◆ REQUIREMENT
Each line of the listing that contains the word "this" is to be copied.

──────── RECORD SET ────────

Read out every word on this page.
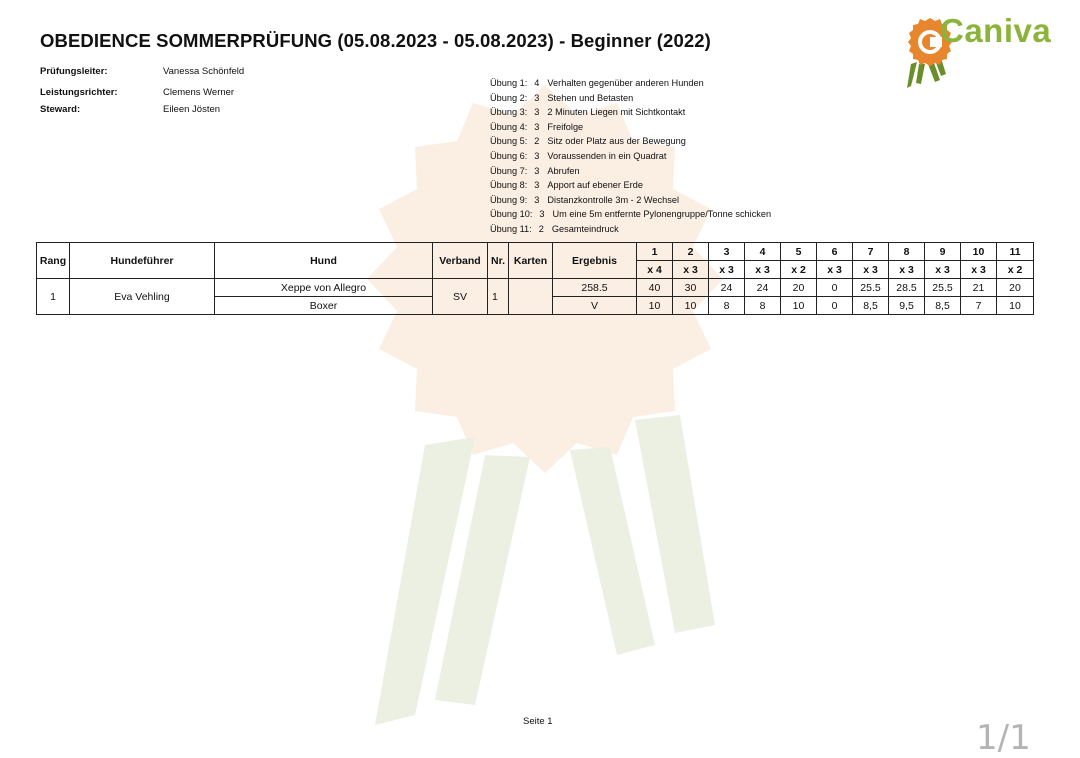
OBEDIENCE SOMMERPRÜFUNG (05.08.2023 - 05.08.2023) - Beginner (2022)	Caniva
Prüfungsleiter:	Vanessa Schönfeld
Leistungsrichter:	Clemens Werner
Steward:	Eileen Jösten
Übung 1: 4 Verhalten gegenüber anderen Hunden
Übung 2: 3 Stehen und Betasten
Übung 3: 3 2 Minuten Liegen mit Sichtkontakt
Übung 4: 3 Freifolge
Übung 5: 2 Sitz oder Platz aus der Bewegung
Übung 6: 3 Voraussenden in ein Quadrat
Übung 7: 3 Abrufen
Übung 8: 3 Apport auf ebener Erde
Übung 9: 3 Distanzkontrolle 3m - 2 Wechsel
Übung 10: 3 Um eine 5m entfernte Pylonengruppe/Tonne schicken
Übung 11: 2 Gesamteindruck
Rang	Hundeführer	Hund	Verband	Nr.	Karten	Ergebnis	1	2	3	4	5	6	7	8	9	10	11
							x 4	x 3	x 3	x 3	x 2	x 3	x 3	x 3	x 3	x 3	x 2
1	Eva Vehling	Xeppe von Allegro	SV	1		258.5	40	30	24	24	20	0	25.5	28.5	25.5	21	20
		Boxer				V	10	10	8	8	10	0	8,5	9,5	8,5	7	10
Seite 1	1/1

────────
──────── RECORD SET ────────

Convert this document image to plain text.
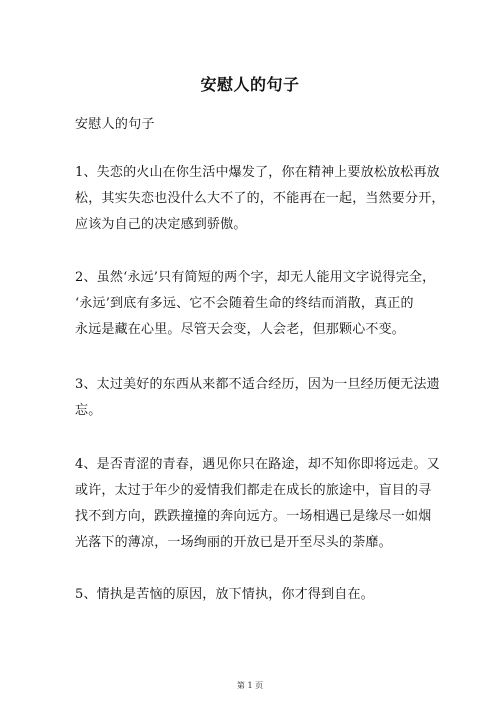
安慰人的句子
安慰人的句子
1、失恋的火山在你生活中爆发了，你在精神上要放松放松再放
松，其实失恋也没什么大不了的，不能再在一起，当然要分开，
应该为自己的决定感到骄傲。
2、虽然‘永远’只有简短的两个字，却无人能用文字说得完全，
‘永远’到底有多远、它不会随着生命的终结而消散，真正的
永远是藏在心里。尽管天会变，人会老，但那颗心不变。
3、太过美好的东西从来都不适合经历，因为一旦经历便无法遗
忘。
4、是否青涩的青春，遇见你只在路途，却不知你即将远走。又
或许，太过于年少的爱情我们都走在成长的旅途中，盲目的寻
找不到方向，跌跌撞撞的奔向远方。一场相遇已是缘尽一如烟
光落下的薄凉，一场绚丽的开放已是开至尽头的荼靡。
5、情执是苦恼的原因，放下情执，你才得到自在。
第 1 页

────────

◆ SOLUTION
Read out every word on this page.
Convert this document image to plain text.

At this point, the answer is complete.